* GOAL OF THE EXERCISE
Transcribe every entry word for word, leaving out all images.

* MATERIAL PROVIDED

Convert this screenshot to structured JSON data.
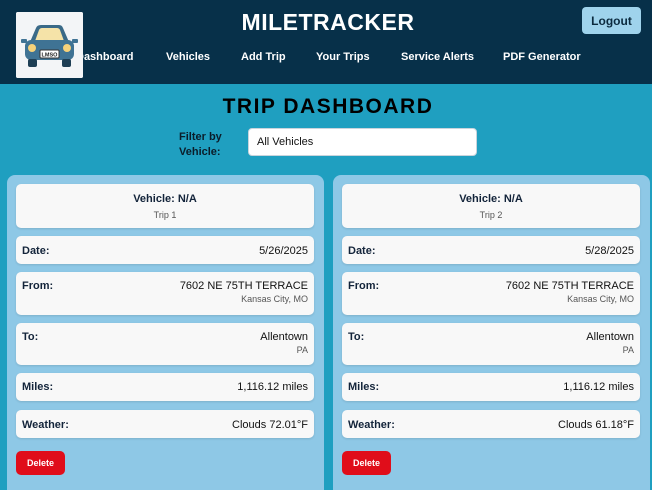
{
  "header": {
    "title": "MILETRACKER",
    "logout_label": "Logout",
    "logo_plate": "LMSO",
    "nav": [
      "Dashboard",
      "Vehicles",
      "Add Trip",
      "Your Trips",
      "Service Alerts",
      "PDF Generator"
    ]
  },
  "page": {
    "title": "TRIP DASHBOARD",
    "filter_label": "Filter by Vehicle:",
    "filter_value": "All Vehicles"
  },
  "trips": [
    {
      "vehicle": "Vehicle: N/A",
      "trip": "Trip 1",
      "date_label": "Date:",
      "date": "5/26/2025",
      "from_label": "From:",
      "from_line1": "7602 NE 75TH TERRACE",
      "from_line2": "Kansas City, MO",
      "to_label": "To:",
      "to_line1": "Allentown",
      "to_line2": "PA",
      "miles_label": "Miles:",
      "miles": "1,116.12 miles",
      "weather_label": "Weather:",
      "weather": "Clouds 72.01°F",
      "delete_label": "Delete"
    },
    {
      "vehicle": "Vehicle: N/A",
      "trip": "Trip 2",
      "date_label": "Date:",
      "date": "5/28/2025",
      "from_label": "From:",
      "from_line1": "7602 NE 75TH TERRACE",
      "from_line2": "Kansas City, MO",
      "to_label": "To:",
      "to_line1": "Allentown",
      "to_line2": "PA",
      "miles_label": "Miles:",
      "miles": "1,116.12 miles",
      "weather_label": "Weather:",
      "weather": "Clouds 61.18°F",
      "delete_label": "Delete"
    }
  ],
  "colors": {
    "header_bg": "#073049",
    "page_bg": "#1f9fc0",
    "card_bg": "#8ec8e6",
    "delete": "#e00d1a",
    "logout": "#9fd3ec"
  }
}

* ANSWER IN FULL
Convert this screenshot to structured JSON data.
{
  "header": {
    "title": "MILETRACKER",
    "logout_label": "Logout",
    "logo_plate": "LMSO",
    "nav": [
      "Dashboard",
      "Vehicles",
      "Add Trip",
      "Your Trips",
      "Service Alerts",
      "PDF Generator"
    ]
  },
  "page": {
    "title": "TRIP DASHBOARD",
    "filter_label": "Filter by Vehicle:",
    "filter_value": "All Vehicles"
  },
  "trips": [
    {
      "vehicle": "Vehicle: N/A",
      "trip": "Trip 1",
      "date_label": "Date:",
      "date": "5/26/2025",
      "from_label": "From:",
      "from_line1": "7602 NE 75TH TERRACE",
      "from_line2": "Kansas City, MO",
      "to_label": "To:",
      "to_line1": "Allentown",
      "to_line2": "PA",
      "miles_label": "Miles:",
      "miles": "1,116.12 miles",
      "weather_label": "Weather:",
      "weather": "Clouds 72.01°F",
      "delete_label": "Delete"
    },
    {
      "vehicle": "Vehicle: N/A",
      "trip": "Trip 2",
      "date_label": "Date:",
      "date": "5/28/2025",
      "from_label": "From:",
      "from_line1": "7602 NE 75TH TERRACE",
      "from_line2": "Kansas City, MO",
      "to_label": "To:",
      "to_line1": "Allentown",
      "to_line2": "PA",
      "miles_label": "Miles:",
      "miles": "1,116.12 miles",
      "weather_label": "Weather:",
      "weather": "Clouds 61.18°F",
      "delete_label": "Delete"
    }
  ],
  "colors": {
    "header_bg": "#073049",
    "page_bg": "#1f9fc0",
    "card_bg": "#8ec8e6",
    "delete": "#e00d1a",
    "logout": "#9fd3ec"
  }
}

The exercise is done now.